+++ Text shown +++

# DUH Moment



## GBusardo (Jul 7, 2007)

How many times have you been turning a crosscut blank, and out of habit, started sanding from bushing to bushing after you go through the grits?  (Yes, I did this just today.... )  [:I]


----------



## Rudy Vey (Jul 7, 2007)

I never turned a cross-cut blank in my life!


----------



## toolcrazy (Jul 7, 2007)

I don't do cross cut any diffrent than any other blanks and have never had a problem.


----------



## polarbear1 (Jul 7, 2007)

Is there a trick to sanding crosscuts?  I only tried 3-4 crosscuts, I think maybe one turned out, the others were chewed up well before the sand paper?


----------



## GBusardo (Jul 7, 2007)

No, No trick. Since the grain runs north and south while the wood is on the lathe, sanding bushing to bushing will show sanding marks. Cross cut actually easier to sand than a regular blank.  It's a good thing too, since I have had my fair share of chunks coming off the blank and usually have to resort to a ton of sanding.


----------



## polarbear1 (Jul 8, 2007)

oh duh, yes of course I would sand with the grain, but I see how out of habit some one may accidentally sand like they do most pens.


----------



## Tanner (Jul 8, 2007)

> _Originally posted by toolcrazy_
> <br />I don't do cross cut any diffrent than any other blanks and have never had a problem.


Same here.


----------

+++ Stored data +++

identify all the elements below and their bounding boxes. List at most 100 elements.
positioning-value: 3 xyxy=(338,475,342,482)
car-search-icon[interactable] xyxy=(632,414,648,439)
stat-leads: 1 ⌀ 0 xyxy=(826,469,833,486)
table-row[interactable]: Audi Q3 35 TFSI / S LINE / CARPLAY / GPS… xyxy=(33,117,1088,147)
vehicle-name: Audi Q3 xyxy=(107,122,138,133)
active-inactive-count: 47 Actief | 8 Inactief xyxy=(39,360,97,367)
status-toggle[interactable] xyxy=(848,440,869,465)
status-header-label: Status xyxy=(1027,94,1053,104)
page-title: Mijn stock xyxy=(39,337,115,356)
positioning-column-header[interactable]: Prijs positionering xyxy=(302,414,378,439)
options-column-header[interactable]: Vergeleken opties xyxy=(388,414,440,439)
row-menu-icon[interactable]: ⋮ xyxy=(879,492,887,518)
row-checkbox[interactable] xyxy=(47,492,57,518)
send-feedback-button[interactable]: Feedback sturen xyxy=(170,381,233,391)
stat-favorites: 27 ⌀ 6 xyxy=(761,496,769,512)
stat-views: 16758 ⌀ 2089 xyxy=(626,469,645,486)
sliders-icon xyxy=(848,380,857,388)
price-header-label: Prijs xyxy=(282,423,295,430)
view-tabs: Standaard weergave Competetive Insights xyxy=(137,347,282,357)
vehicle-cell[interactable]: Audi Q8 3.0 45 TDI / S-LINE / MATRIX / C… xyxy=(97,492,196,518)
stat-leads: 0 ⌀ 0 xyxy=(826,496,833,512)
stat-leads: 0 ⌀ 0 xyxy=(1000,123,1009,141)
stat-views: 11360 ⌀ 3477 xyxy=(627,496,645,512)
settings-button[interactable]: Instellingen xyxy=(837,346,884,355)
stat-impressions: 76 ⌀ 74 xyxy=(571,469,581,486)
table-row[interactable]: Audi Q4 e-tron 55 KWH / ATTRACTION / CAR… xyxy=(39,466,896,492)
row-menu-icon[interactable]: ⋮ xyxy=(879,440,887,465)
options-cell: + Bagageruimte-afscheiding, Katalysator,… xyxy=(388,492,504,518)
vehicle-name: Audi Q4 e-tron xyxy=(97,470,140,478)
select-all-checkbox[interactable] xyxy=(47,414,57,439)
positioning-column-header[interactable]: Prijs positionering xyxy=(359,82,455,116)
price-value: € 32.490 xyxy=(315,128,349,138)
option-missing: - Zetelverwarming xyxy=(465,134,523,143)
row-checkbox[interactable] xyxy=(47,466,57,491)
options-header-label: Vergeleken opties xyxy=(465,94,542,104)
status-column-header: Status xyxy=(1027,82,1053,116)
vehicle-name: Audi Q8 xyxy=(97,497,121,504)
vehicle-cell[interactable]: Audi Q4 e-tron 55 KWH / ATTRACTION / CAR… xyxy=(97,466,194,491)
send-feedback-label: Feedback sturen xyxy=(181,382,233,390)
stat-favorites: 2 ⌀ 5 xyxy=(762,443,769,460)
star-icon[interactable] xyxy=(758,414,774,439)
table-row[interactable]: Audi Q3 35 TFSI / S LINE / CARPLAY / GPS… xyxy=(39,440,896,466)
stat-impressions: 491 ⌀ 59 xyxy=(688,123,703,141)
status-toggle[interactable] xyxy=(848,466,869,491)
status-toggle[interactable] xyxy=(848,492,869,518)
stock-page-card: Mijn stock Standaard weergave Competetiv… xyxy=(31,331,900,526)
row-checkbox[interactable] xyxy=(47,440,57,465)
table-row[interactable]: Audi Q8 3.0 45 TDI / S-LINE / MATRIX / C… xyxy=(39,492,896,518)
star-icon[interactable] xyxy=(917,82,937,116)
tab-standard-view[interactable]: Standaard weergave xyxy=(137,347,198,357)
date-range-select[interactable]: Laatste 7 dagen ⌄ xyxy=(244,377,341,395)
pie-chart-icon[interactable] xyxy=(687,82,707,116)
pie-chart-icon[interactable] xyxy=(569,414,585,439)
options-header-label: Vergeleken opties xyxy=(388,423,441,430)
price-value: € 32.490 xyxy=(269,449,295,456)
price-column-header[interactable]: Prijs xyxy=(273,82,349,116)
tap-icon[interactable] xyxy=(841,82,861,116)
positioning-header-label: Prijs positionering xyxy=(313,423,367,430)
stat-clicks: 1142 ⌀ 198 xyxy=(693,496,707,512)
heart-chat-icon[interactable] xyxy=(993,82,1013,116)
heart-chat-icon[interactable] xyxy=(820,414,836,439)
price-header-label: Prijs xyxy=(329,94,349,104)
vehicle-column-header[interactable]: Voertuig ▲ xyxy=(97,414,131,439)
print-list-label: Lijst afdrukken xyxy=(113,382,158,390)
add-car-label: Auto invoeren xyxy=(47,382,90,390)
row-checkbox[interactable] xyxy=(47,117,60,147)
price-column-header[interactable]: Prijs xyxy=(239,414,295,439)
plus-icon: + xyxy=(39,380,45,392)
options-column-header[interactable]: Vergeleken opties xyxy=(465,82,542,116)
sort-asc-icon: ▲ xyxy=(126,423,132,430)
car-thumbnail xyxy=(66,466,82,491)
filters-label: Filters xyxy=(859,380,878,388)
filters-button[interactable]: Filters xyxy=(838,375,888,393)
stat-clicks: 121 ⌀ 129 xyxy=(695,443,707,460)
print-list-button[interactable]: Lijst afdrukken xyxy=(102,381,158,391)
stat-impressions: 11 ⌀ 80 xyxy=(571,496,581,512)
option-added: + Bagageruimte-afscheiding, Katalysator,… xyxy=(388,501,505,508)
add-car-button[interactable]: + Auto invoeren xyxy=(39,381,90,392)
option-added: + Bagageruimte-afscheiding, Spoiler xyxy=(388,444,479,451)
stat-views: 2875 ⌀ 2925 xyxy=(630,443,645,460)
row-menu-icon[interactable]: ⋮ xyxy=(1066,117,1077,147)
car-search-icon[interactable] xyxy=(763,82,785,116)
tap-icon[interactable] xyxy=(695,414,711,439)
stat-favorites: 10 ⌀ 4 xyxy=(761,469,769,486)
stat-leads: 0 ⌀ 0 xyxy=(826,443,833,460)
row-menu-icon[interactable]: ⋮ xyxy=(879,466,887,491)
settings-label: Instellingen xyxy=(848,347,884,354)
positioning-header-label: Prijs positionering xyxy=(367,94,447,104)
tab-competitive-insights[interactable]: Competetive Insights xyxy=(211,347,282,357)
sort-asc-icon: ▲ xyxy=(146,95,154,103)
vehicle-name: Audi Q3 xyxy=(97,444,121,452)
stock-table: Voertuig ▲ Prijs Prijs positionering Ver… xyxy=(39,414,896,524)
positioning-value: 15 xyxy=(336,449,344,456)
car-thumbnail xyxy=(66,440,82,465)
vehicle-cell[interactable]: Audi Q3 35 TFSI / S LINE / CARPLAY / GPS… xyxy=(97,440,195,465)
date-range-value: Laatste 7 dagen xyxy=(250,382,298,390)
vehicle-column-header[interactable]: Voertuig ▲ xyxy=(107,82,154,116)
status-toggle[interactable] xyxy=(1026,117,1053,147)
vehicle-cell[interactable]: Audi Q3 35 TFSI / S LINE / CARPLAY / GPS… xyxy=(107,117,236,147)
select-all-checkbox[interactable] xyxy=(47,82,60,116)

+++

◆ Goals:
**a)** In the crosscut sanding thread, which way does the grain run while the wood is on the lathe?
**b)** Write out everything in the crosscut sanding thread from "No, No trick." down to "do most pens.".

◆ Expected outputs:
**a)** North and south.

**b)**
No, No trick. Since the grain runs north and south while the wood is on the lathe, sanding bushing to bushing will show sanding marks. Cross cut actually easier to sand than a regular blank.  It's a good thing too, since I have had my fair share of chunks coming off the blank and usually have to resort to a ton of sanding.


----------



## polarbear1 (Jul 8, 2007)

oh duh, yes of course I would sand with the grain, but I see how out of habit some one may accidentally sand like they do most pens.